*WHAT IS REQUIRED*
Can you print every record below exactly as written?

*SOURCE MATERIAL*
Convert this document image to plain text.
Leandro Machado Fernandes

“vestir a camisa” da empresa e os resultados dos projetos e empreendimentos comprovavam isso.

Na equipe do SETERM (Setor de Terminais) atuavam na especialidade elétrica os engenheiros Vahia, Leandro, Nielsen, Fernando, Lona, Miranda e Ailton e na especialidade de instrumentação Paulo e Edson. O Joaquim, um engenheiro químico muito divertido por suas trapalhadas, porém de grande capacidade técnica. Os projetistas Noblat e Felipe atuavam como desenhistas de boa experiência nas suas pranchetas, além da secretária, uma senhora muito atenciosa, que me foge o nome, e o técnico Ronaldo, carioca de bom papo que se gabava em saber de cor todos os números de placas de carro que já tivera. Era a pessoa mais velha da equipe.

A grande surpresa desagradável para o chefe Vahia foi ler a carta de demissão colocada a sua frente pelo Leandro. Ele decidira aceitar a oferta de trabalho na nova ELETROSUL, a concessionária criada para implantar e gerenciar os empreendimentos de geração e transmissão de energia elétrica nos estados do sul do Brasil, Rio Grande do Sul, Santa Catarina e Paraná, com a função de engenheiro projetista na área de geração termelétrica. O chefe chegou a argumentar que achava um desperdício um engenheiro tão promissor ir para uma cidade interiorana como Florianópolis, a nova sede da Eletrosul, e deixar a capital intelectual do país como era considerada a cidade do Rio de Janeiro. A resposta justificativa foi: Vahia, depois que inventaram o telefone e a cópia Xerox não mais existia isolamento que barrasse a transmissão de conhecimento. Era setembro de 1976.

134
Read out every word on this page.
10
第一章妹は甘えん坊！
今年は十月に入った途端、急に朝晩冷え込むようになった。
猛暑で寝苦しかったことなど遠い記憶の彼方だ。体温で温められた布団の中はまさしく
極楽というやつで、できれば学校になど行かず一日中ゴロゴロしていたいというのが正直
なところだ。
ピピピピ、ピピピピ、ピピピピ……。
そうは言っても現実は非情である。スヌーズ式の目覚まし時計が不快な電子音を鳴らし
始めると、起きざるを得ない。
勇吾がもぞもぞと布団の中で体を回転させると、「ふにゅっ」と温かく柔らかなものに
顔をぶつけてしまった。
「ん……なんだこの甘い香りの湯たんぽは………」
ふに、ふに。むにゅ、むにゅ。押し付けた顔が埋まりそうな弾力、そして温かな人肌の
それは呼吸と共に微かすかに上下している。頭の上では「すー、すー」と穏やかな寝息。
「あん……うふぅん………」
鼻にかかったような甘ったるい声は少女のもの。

*EXERCISE OUTPUT*
Convert this document image to plain text.
Leandro Machado Fernandes

“vestir a camisa” da empresa e os resultados dos projetos e empreendimentos comprovavam isso.

Na equipe do SETERM (Setor de Terminais) atuavam na especialidade elétrica os engenheiros Vahia, Leandro, Nielsen, Fernando, Lona, Miranda e Ailton e na especialidade de instrumentação Paulo e Edson. O Joaquim, um engenheiro químico muito divertido por suas trapalhadas, porém de grande capacidade técnica. Os projetistas Noblat e Felipe atuavam como desenhistas de boa experiência nas suas pranchetas, além da secretária, uma senhora muito atenciosa, que me foge o nome, e o técnico Ronaldo, carioca de bom papo que se gabava em saber de cor todos os números de placas de carro que já tivera. Era a pessoa mais velha da equipe.

A grande surpresa desagradável para o chefe Vahia foi ler a carta de demissão colocada a sua frente pelo Leandro. Ele decidira aceitar a oferta de trabalho na nova ELETROSUL, a concessionária criada para implantar e gerenciar os empreendimentos de geração e transmissão de energia elétrica nos estados do sul do Brasil, Rio Grande do Sul, Santa Catarina e Paraná, com a função de engenheiro projetista na área de geração termelétrica. O chefe chegou a argumentar que achava um desperdício um engenheiro tão promissor ir para uma cidade interiorana como Florianópolis, a nova sede da Eletrosul, e deixar a capital intelectual do país como era considerada a cidade do Rio de Janeiro. A resposta justificativa foi: Vahia, depois que inventaram o telefone e a cópia Xerox não mais existia isolamento que barrasse a transmissão de conhecimento. Era setembro de 1976.

134
Read out every word on this page.
10
第一章妹は甘えん坊！
今年は十月に入った途端、急に朝晩冷え込むようになった。
猛暑で寝苦しかったことなど遠い記憶の彼方だ。体温で温められた布団の中はまさしく
極楽というやつで、できれば学校になど行かず一日中ゴロゴロしていたいというのが正直
なところだ。
ピピピピ、ピピピピ、ピピピピ……。
そうは言っても現実は非情である。スヌーズ式の目覚まし時計が不快な電子音を鳴らし
始めると、起きざるを得ない。
勇吾がもぞもぞと布団の中で体を回転させると、「ふにゅっ」と温かく柔らかなものに
顔をぶつけてしまった。
「ん……なんだこの甘い香りの湯たんぽは………」
ふに、ふに。むにゅ、むにゅ。押し付けた顔が埋まりそうな弾力、そして温かな人肌の
それは呼吸と共に微かすかに上下している。頭の上では「すー、すー」と穏やかな寝息。
「あん……うふぅん………」
鼻にかかったような甘ったるい声は少女のもの。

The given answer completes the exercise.